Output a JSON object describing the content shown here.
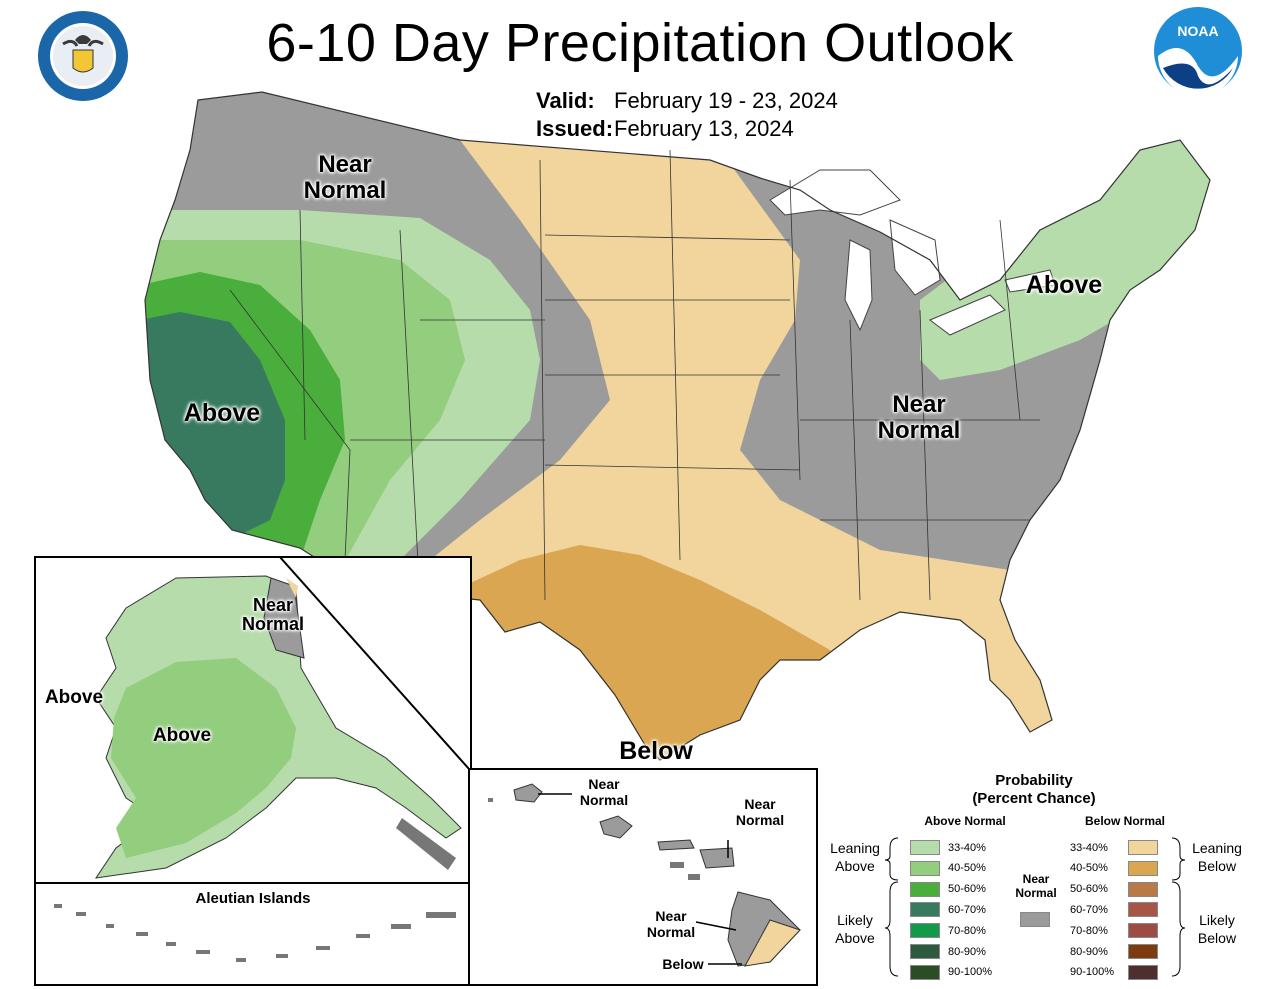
{
  "title": "6-10 Day Precipitation Outlook",
  "valid_label": "Valid:",
  "valid_value": "February 19 - 23, 2024",
  "issued_label": "Issued:",
  "issued_value": "February 13, 2024",
  "logos": {
    "left": "Department of Commerce seal",
    "right": "NOAA"
  },
  "regions": {
    "nw_near_normal": "Near\nNormal",
    "west_above": "Above",
    "ne_above": "Above",
    "east_near_normal": "Near\nNormal",
    "south_below": "Below"
  },
  "alaska": {
    "near_normal": "Near\nNormal",
    "above_west": "Above",
    "above_center": "Above",
    "aleutian_title": "Aleutian Islands"
  },
  "hawaii": {
    "near_normal_1": "Near\nNormal",
    "near_normal_2": "Near\nNormal",
    "near_normal_3": "Near\nNormal",
    "below": "Below"
  },
  "legend": {
    "title_line1": "Probability",
    "title_line2": "(Percent Chance)",
    "above_header": "Above Normal",
    "below_header": "Below Normal",
    "near_label": "Near\nNormal",
    "leaning_above": "Leaning\nAbove",
    "likely_above": "Likely\nAbove",
    "leaning_below": "Leaning\nBelow",
    "likely_below": "Likely\nBelow",
    "above_rows": [
      {
        "pct": "33-40%",
        "color": "#b5dcaa"
      },
      {
        "pct": "40-50%",
        "color": "#93cd7e"
      },
      {
        "pct": "50-60%",
        "color": "#4aae3c"
      },
      {
        "pct": "60-70%",
        "color": "#387a60"
      },
      {
        "pct": "70-80%",
        "color": "#129a4a"
      },
      {
        "pct": "80-90%",
        "color": "#2b5a3d"
      },
      {
        "pct": "90-100%",
        "color": "#2a4d26"
      }
    ],
    "below_rows": [
      {
        "pct": "33-40%",
        "color": "#f1d59c"
      },
      {
        "pct": "40-50%",
        "color": "#dba651"
      },
      {
        "pct": "50-60%",
        "color": "#b97a48"
      },
      {
        "pct": "60-70%",
        "color": "#a65646"
      },
      {
        "pct": "70-80%",
        "color": "#9e4a45"
      },
      {
        "pct": "80-90%",
        "color": "#7d3b10"
      },
      {
        "pct": "90-100%",
        "color": "#4d2f2f"
      }
    ],
    "near_color": "#9b9b9b"
  }
}
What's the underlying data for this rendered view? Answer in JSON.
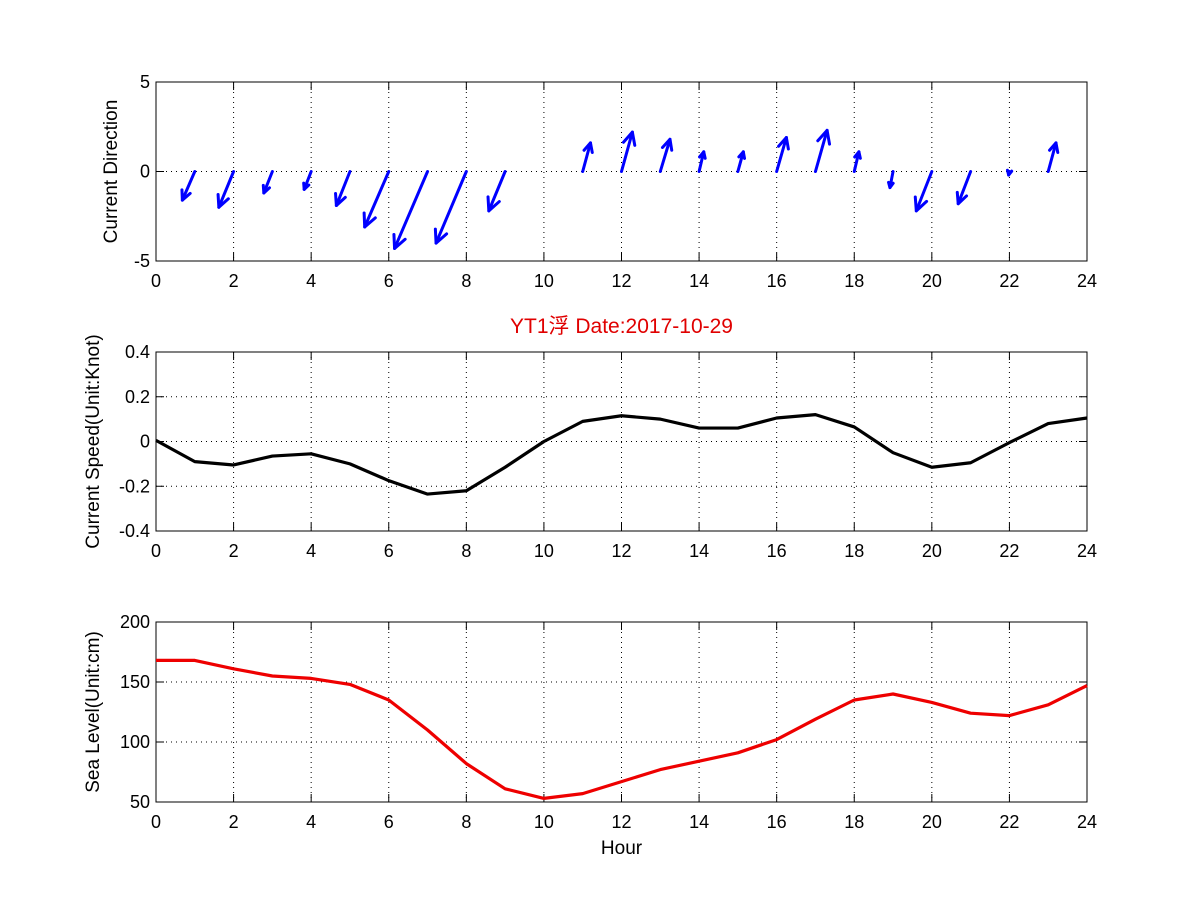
{
  "chart_data": [
    {
      "type": "quiver",
      "id": "direction",
      "ylabel": "Current Direction",
      "xlim": [
        0,
        24
      ],
      "ylim": [
        -5,
        5
      ],
      "xticks": [
        0,
        2,
        4,
        6,
        8,
        10,
        12,
        14,
        16,
        18,
        20,
        22,
        24
      ],
      "yticks": [
        -5,
        0,
        5
      ],
      "grid": true,
      "arrow_color": "#0000ff",
      "arrows": [
        {
          "x": 1,
          "u": -0.32,
          "v": -1.6
        },
        {
          "x": 2,
          "u": -0.38,
          "v": -2.0
        },
        {
          "x": 3,
          "u": -0.22,
          "v": -1.2
        },
        {
          "x": 4,
          "u": -0.18,
          "v": -1.0
        },
        {
          "x": 5,
          "u": -0.35,
          "v": -1.9
        },
        {
          "x": 6,
          "u": -0.62,
          "v": -3.1
        },
        {
          "x": 7,
          "u": -0.85,
          "v": -4.3
        },
        {
          "x": 8,
          "u": -0.78,
          "v": -4.0
        },
        {
          "x": 9,
          "u": -0.42,
          "v": -2.2
        },
        {
          "x": 10,
          "u": 0.0,
          "v": 0.0
        },
        {
          "x": 11,
          "u": 0.2,
          "v": 1.6
        },
        {
          "x": 12,
          "u": 0.28,
          "v": 2.2
        },
        {
          "x": 13,
          "u": 0.25,
          "v": 1.8
        },
        {
          "x": 14,
          "u": 0.12,
          "v": 1.1
        },
        {
          "x": 15,
          "u": 0.14,
          "v": 1.1
        },
        {
          "x": 16,
          "u": 0.25,
          "v": 1.9
        },
        {
          "x": 17,
          "u": 0.3,
          "v": 2.3
        },
        {
          "x": 18,
          "u": 0.12,
          "v": 1.1
        },
        {
          "x": 19,
          "u": -0.08,
          "v": -0.9
        },
        {
          "x": 20,
          "u": -0.4,
          "v": -2.2
        },
        {
          "x": 21,
          "u": -0.32,
          "v": -1.8
        },
        {
          "x": 22,
          "u": -0.02,
          "v": -0.2
        },
        {
          "x": 23,
          "u": 0.2,
          "v": 1.6
        }
      ]
    },
    {
      "type": "line",
      "id": "speed",
      "title": "YT1浮    Date:2017-10-29",
      "ylabel": "Current Speed(Unit:Knot)",
      "xlim": [
        0,
        24
      ],
      "ylim": [
        -0.4,
        0.4
      ],
      "xticks": [
        0,
        2,
        4,
        6,
        8,
        10,
        12,
        14,
        16,
        18,
        20,
        22,
        24
      ],
      "yticks": [
        -0.4,
        -0.2,
        0,
        0.2,
        0.4
      ],
      "ytick_labels": [
        "-0.4",
        "-0.2",
        "0",
        "0.2",
        "0.4"
      ],
      "grid": true,
      "series": [
        {
          "color": "#000000",
          "x": [
            0,
            1,
            2,
            3,
            4,
            5,
            6,
            7,
            8,
            9,
            10,
            11,
            12,
            13,
            14,
            15,
            16,
            17,
            18,
            19,
            20,
            21,
            22,
            23,
            24
          ],
          "values": [
            0.005,
            -0.09,
            -0.105,
            -0.065,
            -0.055,
            -0.1,
            -0.175,
            -0.235,
            -0.22,
            -0.115,
            0.0,
            0.09,
            0.115,
            0.1,
            0.06,
            0.06,
            0.105,
            0.12,
            0.065,
            -0.05,
            -0.115,
            -0.095,
            -0.005,
            0.08,
            0.105
          ]
        }
      ]
    },
    {
      "type": "line",
      "id": "sealevel",
      "xlabel": "Hour",
      "ylabel": "Sea Level(Unit:cm)",
      "xlim": [
        0,
        24
      ],
      "ylim": [
        50,
        200
      ],
      "xticks": [
        0,
        2,
        4,
        6,
        8,
        10,
        12,
        14,
        16,
        18,
        20,
        22,
        24
      ],
      "yticks": [
        50,
        100,
        150,
        200
      ],
      "grid": true,
      "series": [
        {
          "color": "#ee0000",
          "x": [
            0,
            1,
            2,
            3,
            4,
            5,
            6,
            7,
            8,
            9,
            10,
            11,
            12,
            13,
            14,
            15,
            16,
            17,
            18,
            19,
            20,
            21,
            22,
            23,
            24
          ],
          "values": [
            168,
            168,
            161,
            155,
            153,
            148,
            135,
            110,
            82,
            61,
            53,
            57,
            67,
            77,
            84,
            91,
            102,
            119,
            135,
            140,
            133,
            124,
            122,
            131,
            147
          ]
        }
      ]
    }
  ]
}
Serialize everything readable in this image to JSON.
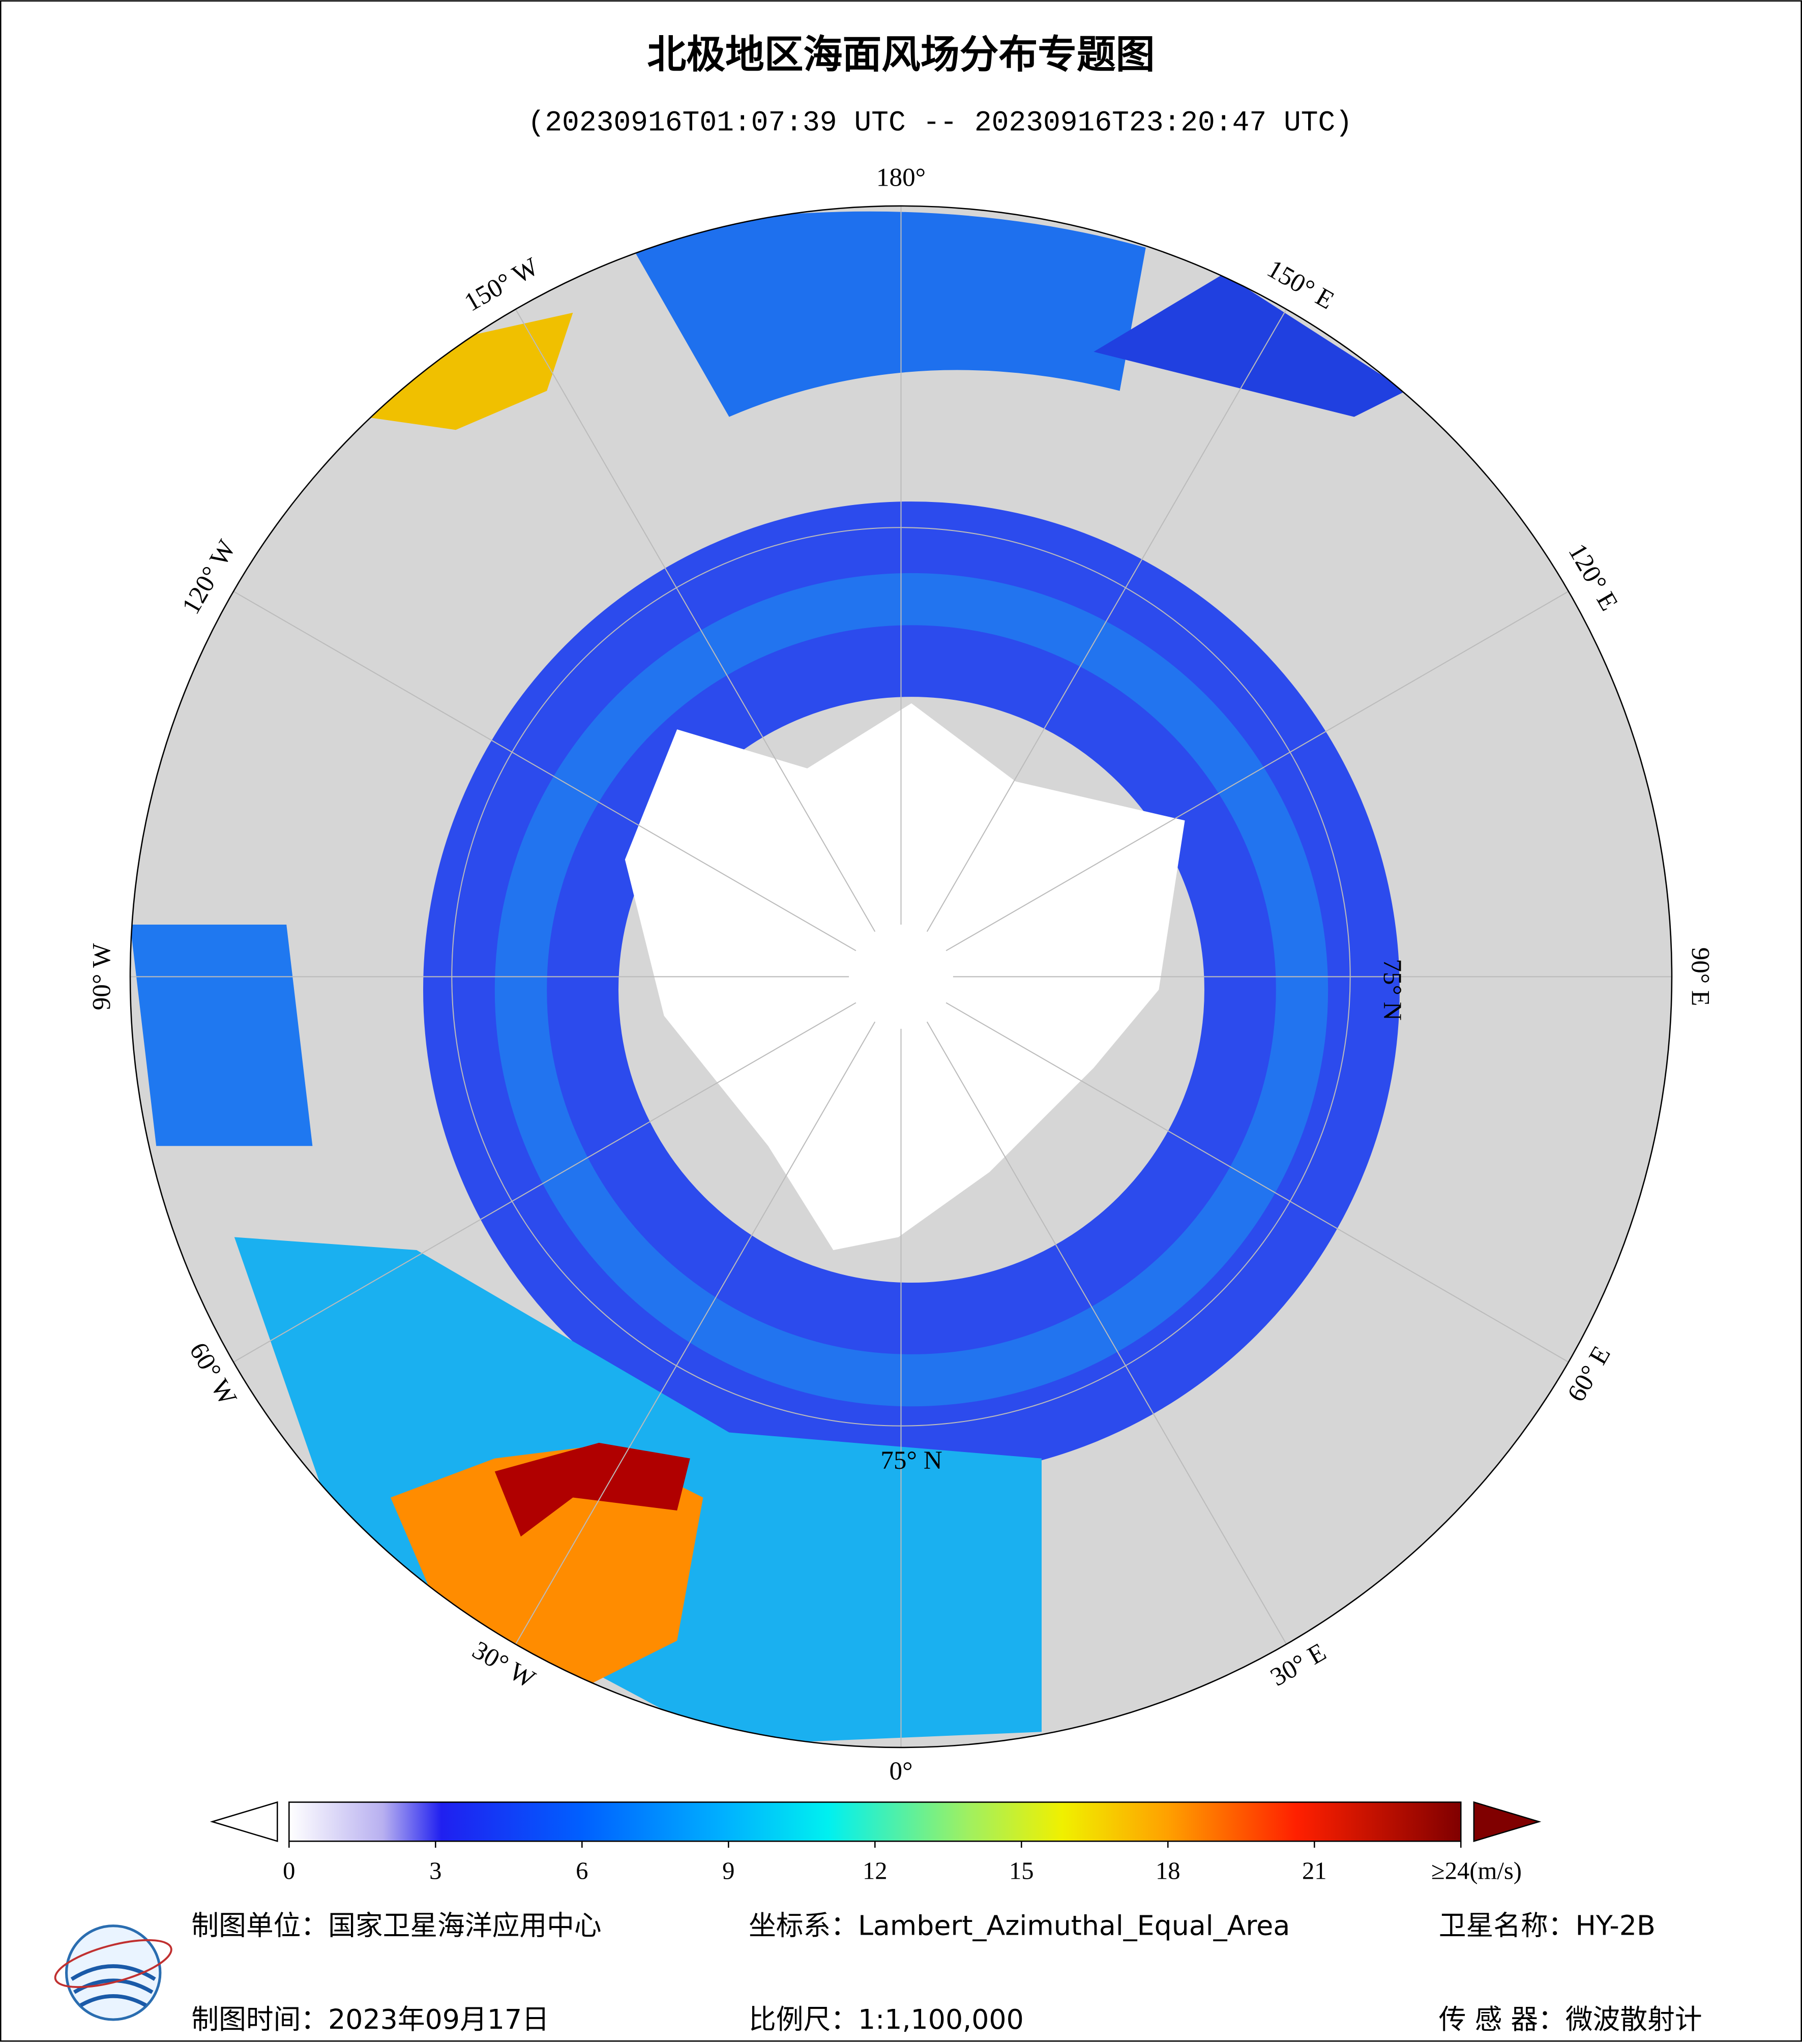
{
  "header": {
    "title": "北极地区海面风场分布专题图",
    "subtitle": "(20230916T01:07:39 UTC -- 20230916T23:20:47 UTC)"
  },
  "map": {
    "longitude_labels": [
      "180°",
      "150° E",
      "120° E",
      "90° E",
      "60° E",
      "30° E",
      "0°",
      "30° W",
      "60° W",
      "90° W",
      "120° W",
      "150° W"
    ],
    "latitude_labels": [
      "75° N",
      "75° N"
    ]
  },
  "colorbar": {
    "ticks": [
      0,
      3,
      6,
      9,
      12,
      15,
      18,
      21,
      {
        "value": 24,
        "label": "≥24(m/s)"
      }
    ],
    "range": [
      0,
      24
    ]
  },
  "footer": {
    "producer": "制图单位：国家卫星海洋应用中心",
    "projection": "坐标系：Lambert_Azimuthal_Equal_Area",
    "satellite": "卫星名称：HY-2B",
    "date": "制图时间：2023年09月17日",
    "scale": "比例尺：1:1,100,000",
    "sensor": "传 感 器：微波散射计"
  }
}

**********

Stated exercise – How many lines of the listing include the string "nBelow"? Answer with the number alone.

Full solution – 2